Request: Of all the lines in the material, how many contain the word "单圈环流"? State the number alone.

Input:
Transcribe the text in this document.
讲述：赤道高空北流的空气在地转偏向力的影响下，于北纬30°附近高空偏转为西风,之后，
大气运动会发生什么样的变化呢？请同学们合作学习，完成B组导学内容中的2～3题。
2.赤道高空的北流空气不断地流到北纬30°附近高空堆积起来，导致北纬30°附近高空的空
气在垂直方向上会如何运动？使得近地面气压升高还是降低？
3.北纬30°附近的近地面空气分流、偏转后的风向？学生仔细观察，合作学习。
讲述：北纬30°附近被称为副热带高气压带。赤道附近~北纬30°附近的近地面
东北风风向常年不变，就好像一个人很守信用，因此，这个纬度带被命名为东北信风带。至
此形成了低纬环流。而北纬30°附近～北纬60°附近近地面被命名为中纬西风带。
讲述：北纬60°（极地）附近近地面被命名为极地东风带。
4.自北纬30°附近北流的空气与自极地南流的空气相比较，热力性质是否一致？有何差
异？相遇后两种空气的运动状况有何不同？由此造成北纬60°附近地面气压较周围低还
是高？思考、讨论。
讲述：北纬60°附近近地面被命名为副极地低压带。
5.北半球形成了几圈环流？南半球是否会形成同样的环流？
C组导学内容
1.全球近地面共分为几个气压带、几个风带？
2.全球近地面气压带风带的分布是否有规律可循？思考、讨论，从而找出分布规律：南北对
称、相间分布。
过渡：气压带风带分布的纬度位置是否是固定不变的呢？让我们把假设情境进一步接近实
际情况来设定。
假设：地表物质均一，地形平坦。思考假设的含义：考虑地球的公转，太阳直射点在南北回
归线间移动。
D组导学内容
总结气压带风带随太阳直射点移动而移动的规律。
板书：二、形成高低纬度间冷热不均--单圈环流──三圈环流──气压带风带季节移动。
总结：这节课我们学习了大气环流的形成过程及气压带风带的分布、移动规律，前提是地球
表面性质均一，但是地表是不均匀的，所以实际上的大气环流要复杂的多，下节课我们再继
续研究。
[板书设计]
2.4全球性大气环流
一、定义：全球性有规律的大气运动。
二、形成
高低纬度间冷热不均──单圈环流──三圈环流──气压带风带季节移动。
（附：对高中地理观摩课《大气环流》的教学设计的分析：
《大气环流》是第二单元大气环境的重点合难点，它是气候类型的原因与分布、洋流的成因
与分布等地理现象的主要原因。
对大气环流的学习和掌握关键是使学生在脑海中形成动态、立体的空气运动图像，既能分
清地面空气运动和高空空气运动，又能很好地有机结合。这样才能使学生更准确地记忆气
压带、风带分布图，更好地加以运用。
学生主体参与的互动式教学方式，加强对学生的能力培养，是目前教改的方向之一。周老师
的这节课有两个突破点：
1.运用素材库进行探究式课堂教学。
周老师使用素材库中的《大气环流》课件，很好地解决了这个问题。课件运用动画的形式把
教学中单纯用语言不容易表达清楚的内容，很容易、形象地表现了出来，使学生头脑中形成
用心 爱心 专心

The answer: 2